- Goal of the exercise -
Pick out all lines with the word "strictly" from the records that follow.

- Data for the task -
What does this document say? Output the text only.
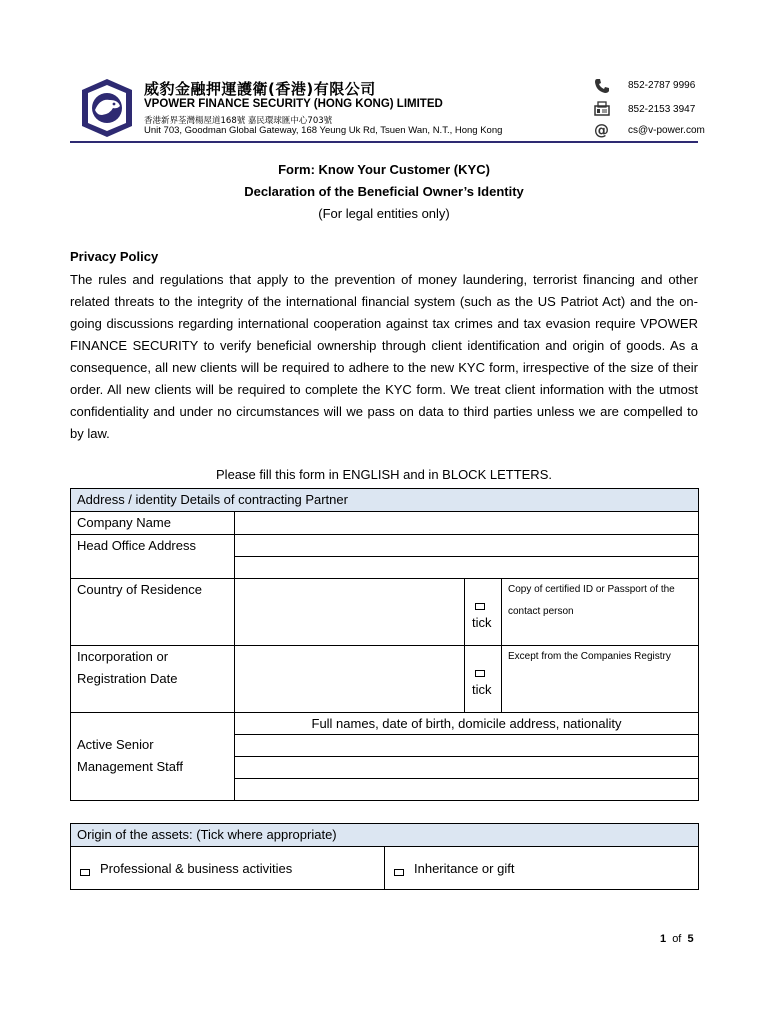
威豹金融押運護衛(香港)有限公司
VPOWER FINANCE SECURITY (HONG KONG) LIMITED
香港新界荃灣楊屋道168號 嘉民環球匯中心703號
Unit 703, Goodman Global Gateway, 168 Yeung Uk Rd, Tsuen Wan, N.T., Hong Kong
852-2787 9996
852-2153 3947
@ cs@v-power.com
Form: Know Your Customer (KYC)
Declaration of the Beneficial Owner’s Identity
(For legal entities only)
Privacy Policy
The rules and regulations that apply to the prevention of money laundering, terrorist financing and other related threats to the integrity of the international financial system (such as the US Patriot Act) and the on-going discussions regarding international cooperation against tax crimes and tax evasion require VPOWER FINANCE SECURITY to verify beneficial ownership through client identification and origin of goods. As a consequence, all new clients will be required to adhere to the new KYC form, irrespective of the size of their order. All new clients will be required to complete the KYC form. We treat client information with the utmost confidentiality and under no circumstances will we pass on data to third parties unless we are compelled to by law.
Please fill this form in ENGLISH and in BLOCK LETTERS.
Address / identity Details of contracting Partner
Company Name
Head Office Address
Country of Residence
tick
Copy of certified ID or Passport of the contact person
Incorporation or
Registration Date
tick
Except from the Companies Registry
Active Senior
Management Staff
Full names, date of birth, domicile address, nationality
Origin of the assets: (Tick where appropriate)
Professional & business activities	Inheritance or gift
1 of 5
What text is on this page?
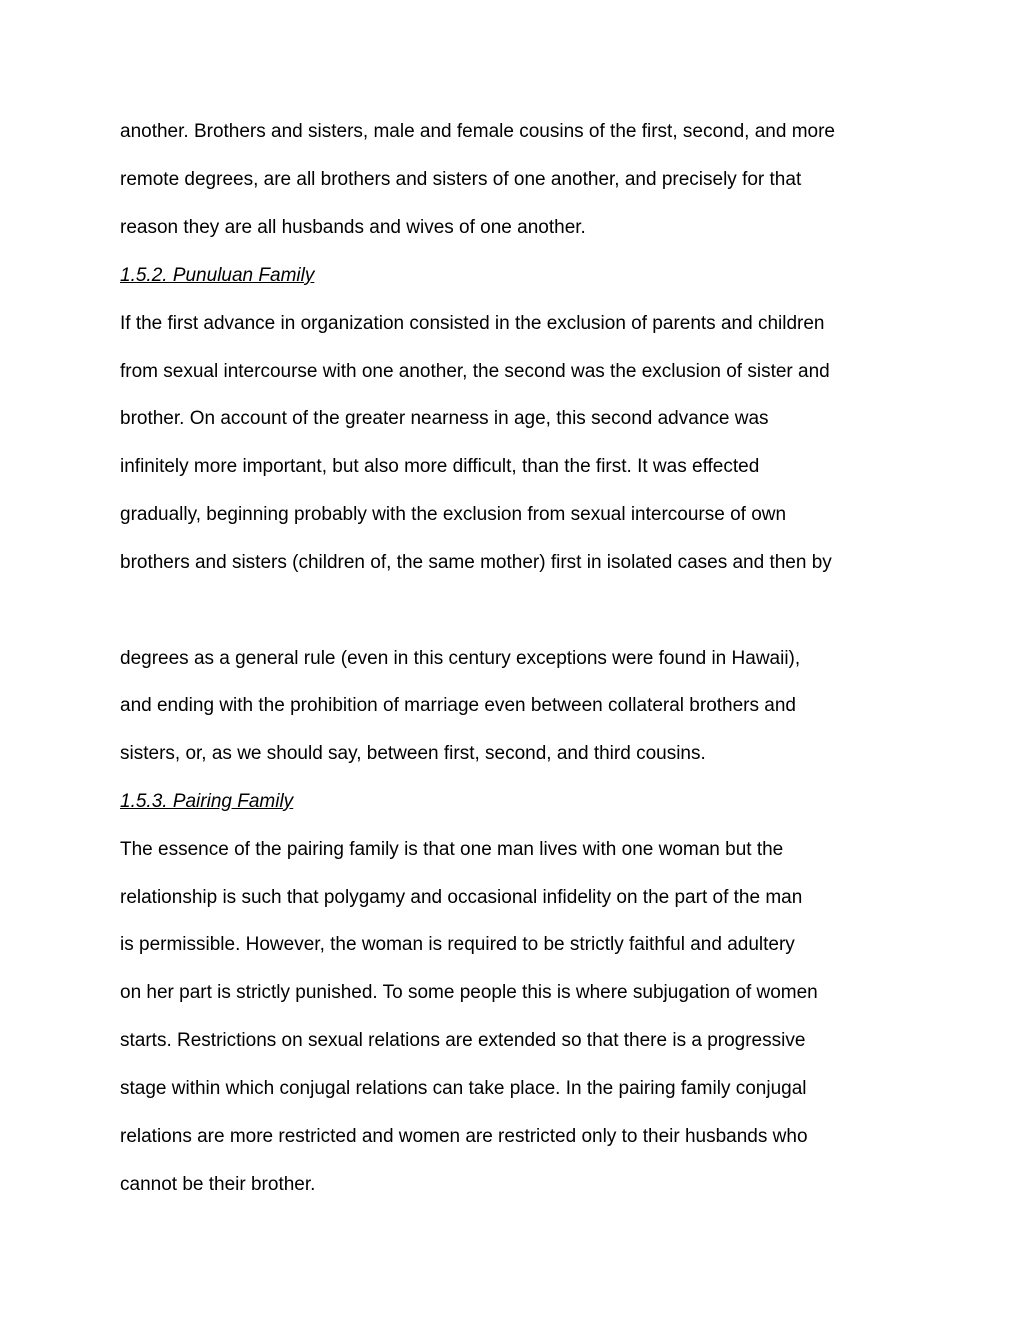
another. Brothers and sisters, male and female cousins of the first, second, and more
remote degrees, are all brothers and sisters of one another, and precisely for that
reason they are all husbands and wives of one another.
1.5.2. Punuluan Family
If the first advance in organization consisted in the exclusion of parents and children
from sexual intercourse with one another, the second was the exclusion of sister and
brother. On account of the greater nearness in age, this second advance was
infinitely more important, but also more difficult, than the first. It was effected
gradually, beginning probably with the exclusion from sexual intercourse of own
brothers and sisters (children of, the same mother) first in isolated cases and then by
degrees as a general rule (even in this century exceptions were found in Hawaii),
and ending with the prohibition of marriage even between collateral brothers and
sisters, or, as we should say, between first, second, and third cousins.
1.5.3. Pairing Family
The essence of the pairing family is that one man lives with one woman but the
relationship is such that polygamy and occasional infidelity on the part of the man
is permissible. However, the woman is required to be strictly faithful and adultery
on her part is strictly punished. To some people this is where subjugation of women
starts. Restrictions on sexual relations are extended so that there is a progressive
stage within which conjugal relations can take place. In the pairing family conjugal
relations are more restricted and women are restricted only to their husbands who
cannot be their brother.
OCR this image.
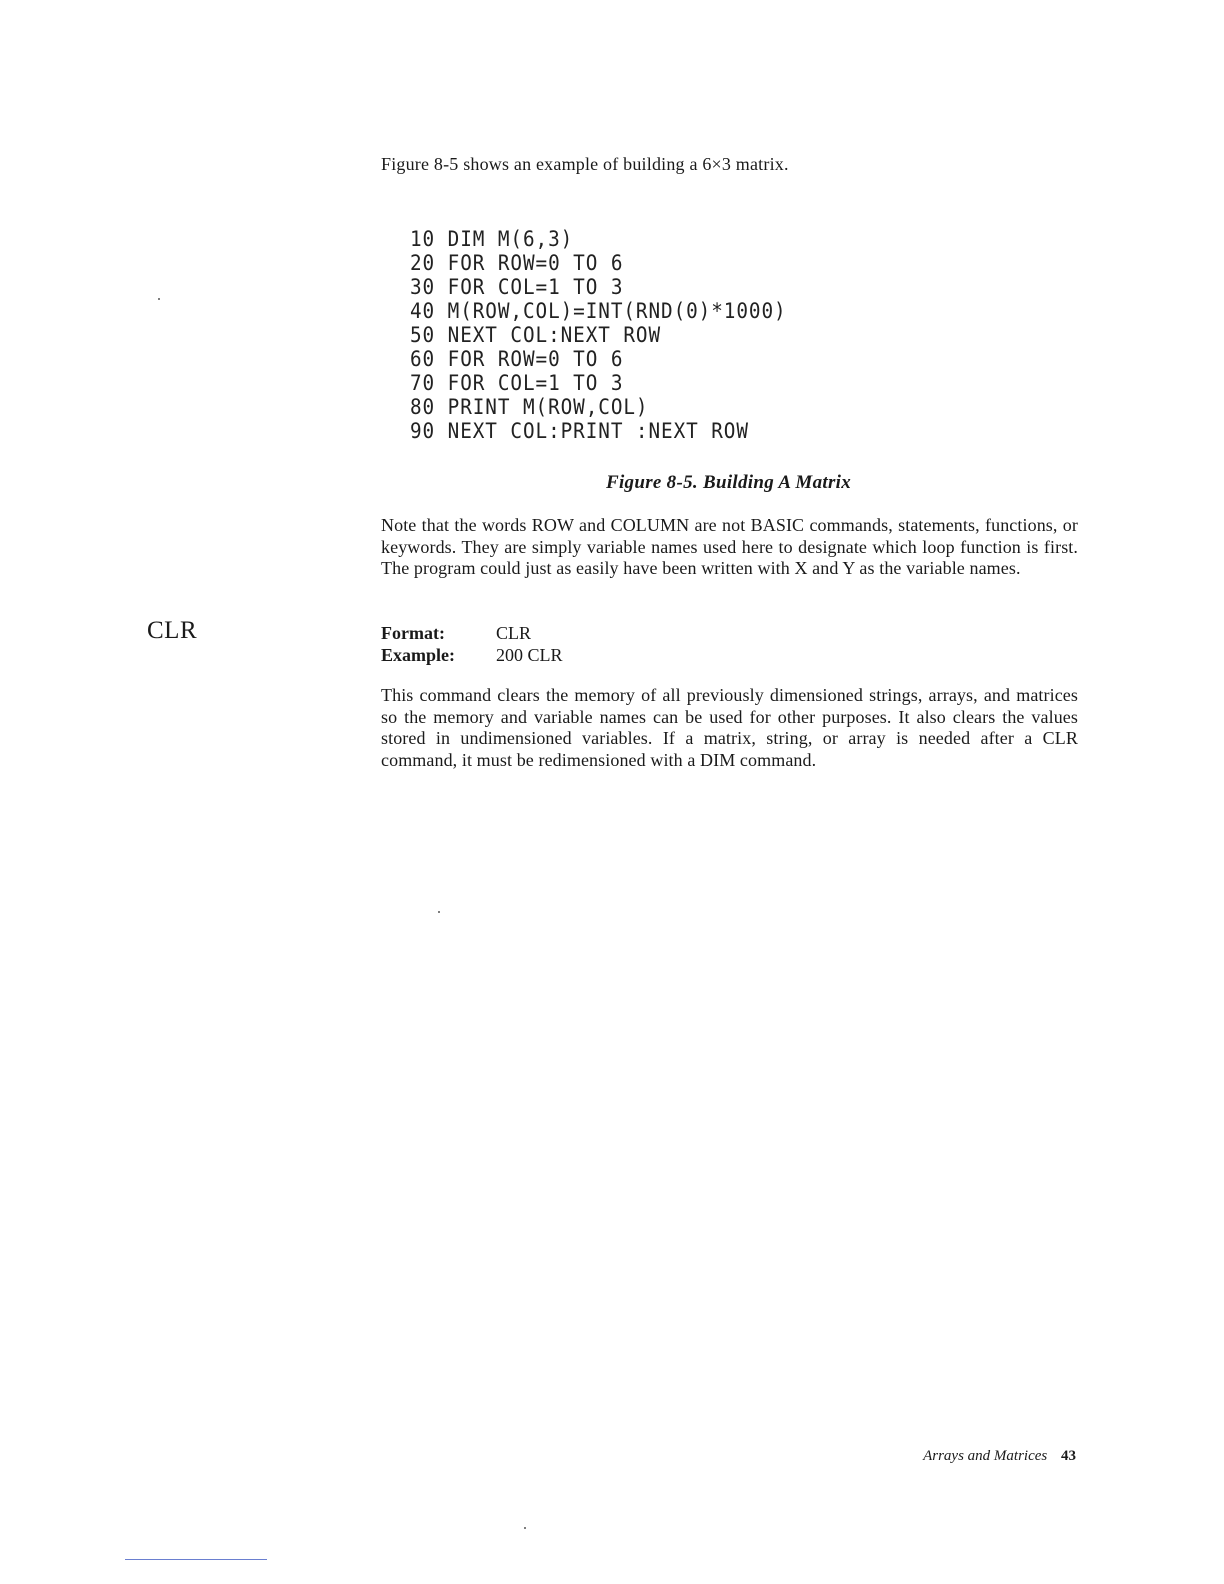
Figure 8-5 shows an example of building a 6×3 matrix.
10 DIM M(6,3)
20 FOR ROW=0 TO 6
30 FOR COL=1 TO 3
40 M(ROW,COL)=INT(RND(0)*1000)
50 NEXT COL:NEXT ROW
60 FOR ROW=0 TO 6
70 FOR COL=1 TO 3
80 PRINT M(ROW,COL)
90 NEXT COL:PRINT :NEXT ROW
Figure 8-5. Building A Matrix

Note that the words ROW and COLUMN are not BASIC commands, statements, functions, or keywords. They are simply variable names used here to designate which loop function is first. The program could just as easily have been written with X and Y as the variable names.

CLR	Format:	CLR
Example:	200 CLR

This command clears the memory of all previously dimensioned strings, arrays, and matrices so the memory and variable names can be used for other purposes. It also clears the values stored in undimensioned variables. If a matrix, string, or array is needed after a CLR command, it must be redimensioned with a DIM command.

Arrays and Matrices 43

- Finished answer -
is permissible. However, the woman is required to be strictly faithful and adultery
on her part is strictly punished. To some people this is where subjugation of women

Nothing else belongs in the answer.